=== WRITTEN TASK ===
Repeat the whole listing exactly as written.

=== DATA TO USE ===
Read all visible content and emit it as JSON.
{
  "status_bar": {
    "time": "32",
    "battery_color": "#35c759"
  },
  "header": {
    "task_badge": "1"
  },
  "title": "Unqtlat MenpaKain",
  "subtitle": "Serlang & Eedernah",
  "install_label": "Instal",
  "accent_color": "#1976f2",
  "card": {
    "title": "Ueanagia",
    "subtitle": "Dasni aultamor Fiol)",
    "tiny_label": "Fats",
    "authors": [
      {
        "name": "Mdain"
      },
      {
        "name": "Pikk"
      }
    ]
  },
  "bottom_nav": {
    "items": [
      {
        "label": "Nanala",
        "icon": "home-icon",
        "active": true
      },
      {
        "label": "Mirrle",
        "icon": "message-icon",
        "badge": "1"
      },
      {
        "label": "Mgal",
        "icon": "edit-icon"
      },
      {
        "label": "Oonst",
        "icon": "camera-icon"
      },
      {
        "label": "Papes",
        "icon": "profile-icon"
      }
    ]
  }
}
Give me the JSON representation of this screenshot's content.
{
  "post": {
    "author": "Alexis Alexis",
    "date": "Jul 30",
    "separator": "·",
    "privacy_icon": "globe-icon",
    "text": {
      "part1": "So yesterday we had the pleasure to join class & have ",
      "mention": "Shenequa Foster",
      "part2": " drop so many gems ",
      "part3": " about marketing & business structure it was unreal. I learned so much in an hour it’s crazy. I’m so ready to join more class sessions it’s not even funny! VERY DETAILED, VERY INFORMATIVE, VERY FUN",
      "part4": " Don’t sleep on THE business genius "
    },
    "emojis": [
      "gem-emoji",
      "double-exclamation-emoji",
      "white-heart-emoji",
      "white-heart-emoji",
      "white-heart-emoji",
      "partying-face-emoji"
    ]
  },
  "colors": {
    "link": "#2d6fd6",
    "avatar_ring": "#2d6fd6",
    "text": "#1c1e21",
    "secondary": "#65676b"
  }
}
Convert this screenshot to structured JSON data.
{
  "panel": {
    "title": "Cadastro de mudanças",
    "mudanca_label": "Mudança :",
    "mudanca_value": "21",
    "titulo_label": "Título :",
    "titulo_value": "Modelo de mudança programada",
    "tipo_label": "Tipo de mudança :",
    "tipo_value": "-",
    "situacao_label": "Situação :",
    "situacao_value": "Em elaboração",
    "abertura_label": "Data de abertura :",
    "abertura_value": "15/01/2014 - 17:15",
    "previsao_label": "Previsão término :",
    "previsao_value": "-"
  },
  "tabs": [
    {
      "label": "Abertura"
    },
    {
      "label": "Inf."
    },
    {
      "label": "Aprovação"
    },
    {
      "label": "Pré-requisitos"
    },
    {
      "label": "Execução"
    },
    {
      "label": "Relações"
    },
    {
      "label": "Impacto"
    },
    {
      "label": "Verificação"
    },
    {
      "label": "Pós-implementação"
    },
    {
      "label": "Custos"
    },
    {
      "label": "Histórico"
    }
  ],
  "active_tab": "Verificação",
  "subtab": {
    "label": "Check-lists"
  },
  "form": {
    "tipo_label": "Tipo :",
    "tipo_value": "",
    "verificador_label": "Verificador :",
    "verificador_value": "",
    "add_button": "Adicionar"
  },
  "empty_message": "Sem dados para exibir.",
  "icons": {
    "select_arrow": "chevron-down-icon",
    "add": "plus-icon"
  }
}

=== THE ANSWER ===
Read all visible content and emit it as JSON.
{
  "status_bar": {
    "time": "32",
    "battery_color": "#35c759"
  },
  "header": {
    "task_badge": "1"
  },
  "title": "Unqtlat MenpaKain",
  "subtitle": "Serlang & Eedernah",
  "install_label": "Instal",
  "accent_color": "#1976f2",
  "card": {
    "title": "Ueanagia",
    "subtitle": "Dasni aultamor Fiol)",
    "tiny_label": "Fats",
    "authors": [
      {
        "name": "Mdain"
      },
      {
        "name": "Pikk"
      }
    ]
  },
  "bottom_nav": {
    "items": [
      {
        "label": "Nanala",
        "icon": "home-icon",
        "active": true
      },
      {
        "label": "Mirrle",
        "icon": "message-icon",
        "badge": "1"
      },
      {
        "label": "Mgal",
        "icon": "edit-icon"
      },
      {
        "label": "Oonst",
        "icon": "camera-icon"
      },
      {
        "label": "Papes",
        "icon": "profile-icon"
      }
    ]
  }
}
Give me the JSON representation of this screenshot's content.
{
  "post": {
    "author": "Alexis Alexis",
    "date": "Jul 30",
    "separator": "·",
    "privacy_icon": "globe-icon",
    "text": {
      "part1": "So yesterday we had the pleasure to join class & have ",
      "mention": "Shenequa Foster",
      "part2": " drop so many gems ",
      "part3": " about marketing & business structure it was unreal. I learned so much in an hour it’s crazy. I’m so ready to join more class sessions it’s not even funny! VERY DETAILED, VERY INFORMATIVE, VERY FUN",
      "part4": " Don’t sleep on THE business genius "
    },
    "emojis": [
      "gem-emoji",
      "double-exclamation-emoji",
      "white-heart-emoji",
      "white-heart-emoji",
      "white-heart-emoji",
      "partying-face-emoji"
    ]
  },
  "colors": {
    "link": "#2d6fd6",
    "avatar_ring": "#2d6fd6",
    "text": "#1c1e21",
    "secondary": "#65676b"
  }
}
Convert this screenshot to structured JSON data.
{
  "panel": {
    "title": "Cadastro de mudanças",
    "mudanca_label": "Mudança :",
    "mudanca_value": "21",
    "titulo_label": "Título :",
    "titulo_value": "Modelo de mudança programada",
    "tipo_label": "Tipo de mudança :",
    "tipo_value": "-",
    "situacao_label": "Situação :",
    "situacao_value": "Em elaboração",
    "abertura_label": "Data de abertura :",
    "abertura_value": "15/01/2014 - 17:15",
    "previsao_label": "Previsão término :",
    "previsao_value": "-"
  },
  "tabs": [
    {
      "label": "Abertura"
    },
    {
      "label": "Inf."
    },
    {
      "label": "Aprovação"
    },
    {
      "label": "Pré-requisitos"
    },
    {
      "label": "Execução"
    },
    {
      "label": "Relações"
    },
    {
      "label": "Impacto"
    },
    {
      "label": "Verificação"
    },
    {
      "label": "Pós-implementação"
    },
    {
      "label": "Custos"
    },
    {
      "label": "Histórico"
    }
  ],
  "active_tab": "Verificação",
  "subtab": {
    "label": "Check-lists"
  },
  "form": {
    "tipo_label": "Tipo :",
    "tipo_value": "",
    "verificador_label": "Verificador :",
    "verificador_value": "",
    "add_button": "Adicionar"
  },
  "empty_message": "Sem dados para exibir.",
  "icons": {
    "select_arrow": "chevron-down-icon",
    "add": "plus-icon"
  }
}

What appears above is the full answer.